> A block of data:
_ _ _

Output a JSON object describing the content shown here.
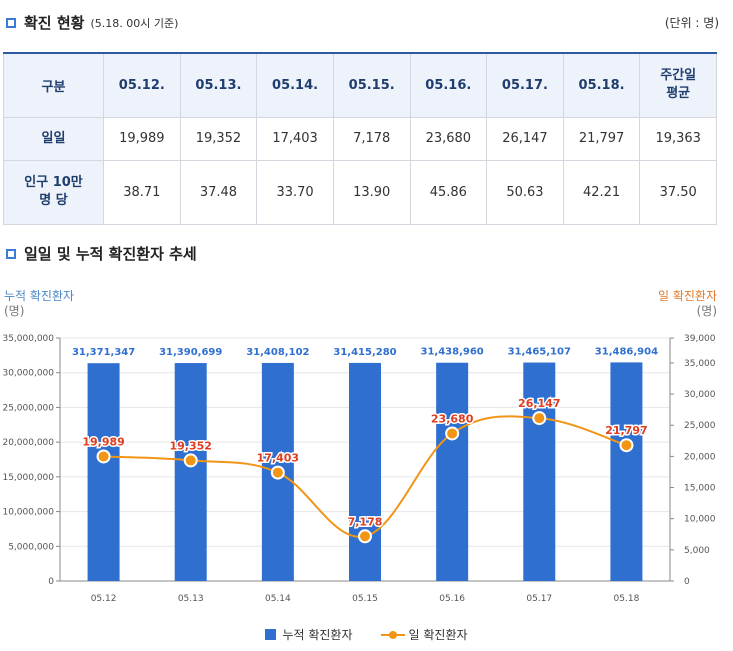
{
  "section1": {
    "title": "확진 현황",
    "subtitle": "(5.18. 00시 기준)",
    "unit": "(단위 : 명)"
  },
  "table": {
    "corner": "구분",
    "dates": [
      "05.12.",
      "05.13.",
      "05.14.",
      "05.15.",
      "05.16.",
      "05.17.",
      "05.18."
    ],
    "avg_header": [
      "주간일",
      "평균"
    ],
    "rows": [
      {
        "label": [
          "일일"
        ],
        "values": [
          "19,989",
          "19,352",
          "17,403",
          "7,178",
          "23,680",
          "26,147",
          "21,797"
        ],
        "avg": "19,363"
      },
      {
        "label": [
          "인구 10만",
          "명 당"
        ],
        "values": [
          "38.71",
          "37.48",
          "33.70",
          "13.90",
          "45.86",
          "50.63",
          "42.21"
        ],
        "avg": "37.50"
      }
    ]
  },
  "section2": {
    "title": "일일 및 누적 확진환자 추세"
  },
  "chart_data": {
    "type": "bar",
    "title": "일일 및 누적 확진환자 추세",
    "categories": [
      "05.12",
      "05.13",
      "05.14",
      "05.15",
      "05.16",
      "05.17",
      "05.18"
    ],
    "series": [
      {
        "name": "누적 확진환자",
        "type": "bar",
        "axis": "left",
        "color": "#2f6fcf",
        "values": [
          31371347,
          31390699,
          31408102,
          31415280,
          31438960,
          31465107,
          31486904
        ],
        "labels": [
          "31,371,347",
          "31,390,699",
          "31,408,102",
          "31,415,280",
          "31,438,960",
          "31,465,107",
          "31,486,904"
        ]
      },
      {
        "name": "일 확진환자",
        "type": "line",
        "axis": "right",
        "color": "#f29517",
        "values": [
          19989,
          19352,
          17403,
          7178,
          23680,
          26147,
          21797
        ],
        "labels": [
          "19,989",
          "19,352",
          "17,403",
          "7,178",
          "23,680",
          "26,147",
          "21,797"
        ]
      }
    ],
    "left_axis": {
      "title": "누적 확진환자",
      "unit": "(명)",
      "min": 0,
      "max": 35000000,
      "ticks": [
        "0",
        "5,000,000",
        "10,000,000",
        "15,000,000",
        "20,000,000",
        "25,000,000",
        "30,000,000",
        "35,000,000"
      ]
    },
    "right_axis": {
      "title": "일 확진환자",
      "unit": "(명)",
      "min": 0,
      "max": 39000,
      "ticks": [
        "0",
        "5,000",
        "10,000",
        "15,000",
        "20,000",
        "25,000",
        "30,000",
        "35,000",
        "39,000"
      ]
    },
    "legend": [
      "누적 확진환자",
      "일 확진환자"
    ],
    "legend_position": "bottom"
  }
}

_ _ _

> Aim: Give the entries again without a single change, but with no pictures.

> Result of this exercise:
Output a JSON object describing the content shown here.
{
  "section1": {
    "title": "확진 현황",
    "subtitle": "(5.18. 00시 기준)",
    "unit": "(단위 : 명)"
  },
  "table": {
    "corner": "구분",
    "dates": [
      "05.12.",
      "05.13.",
      "05.14.",
      "05.15.",
      "05.16.",
      "05.17.",
      "05.18."
    ],
    "avg_header": [
      "주간일",
      "평균"
    ],
    "rows": [
      {
        "label": [
          "일일"
        ],
        "values": [
          "19,989",
          "19,352",
          "17,403",
          "7,178",
          "23,680",
          "26,147",
          "21,797"
        ],
        "avg": "19,363"
      },
      {
        "label": [
          "인구 10만",
          "명 당"
        ],
        "values": [
          "38.71",
          "37.48",
          "33.70",
          "13.90",
          "45.86",
          "50.63",
          "42.21"
        ],
        "avg": "37.50"
      }
    ]
  },
  "section2": {
    "title": "일일 및 누적 확진환자 추세"
  },
  "chart_data": {
    "type": "bar",
    "title": "일일 및 누적 확진환자 추세",
    "categories": [
      "05.12",
      "05.13",
      "05.14",
      "05.15",
      "05.16",
      "05.17",
      "05.18"
    ],
    "series": [
      {
        "name": "누적 확진환자",
        "type": "bar",
        "axis": "left",
        "color": "#2f6fcf",
        "values": [
          31371347,
          31390699,
          31408102,
          31415280,
          31438960,
          31465107,
          31486904
        ],
        "labels": [
          "31,371,347",
          "31,390,699",
          "31,408,102",
          "31,415,280",
          "31,438,960",
          "31,465,107",
          "31,486,904"
        ]
      },
      {
        "name": "일 확진환자",
        "type": "line",
        "axis": "right",
        "color": "#f29517",
        "values": [
          19989,
          19352,
          17403,
          7178,
          23680,
          26147,
          21797
        ],
        "labels": [
          "19,989",
          "19,352",
          "17,403",
          "7,178",
          "23,680",
          "26,147",
          "21,797"
        ]
      }
    ],
    "left_axis": {
      "title": "누적 확진환자",
      "unit": "(명)",
      "min": 0,
      "max": 35000000,
      "ticks": [
        "0",
        "5,000,000",
        "10,000,000",
        "15,000,000",
        "20,000,000",
        "25,000,000",
        "30,000,000",
        "35,000,000"
      ]
    },
    "right_axis": {
      "title": "일 확진환자",
      "unit": "(명)",
      "min": 0,
      "max": 39000,
      "ticks": [
        "0",
        "5,000",
        "10,000",
        "15,000",
        "20,000",
        "25,000",
        "30,000",
        "35,000",
        "39,000"
      ]
    },
    "legend": [
      "누적 확진환자",
      "일 확진환자"
    ],
    "legend_position": "bottom"
  }
}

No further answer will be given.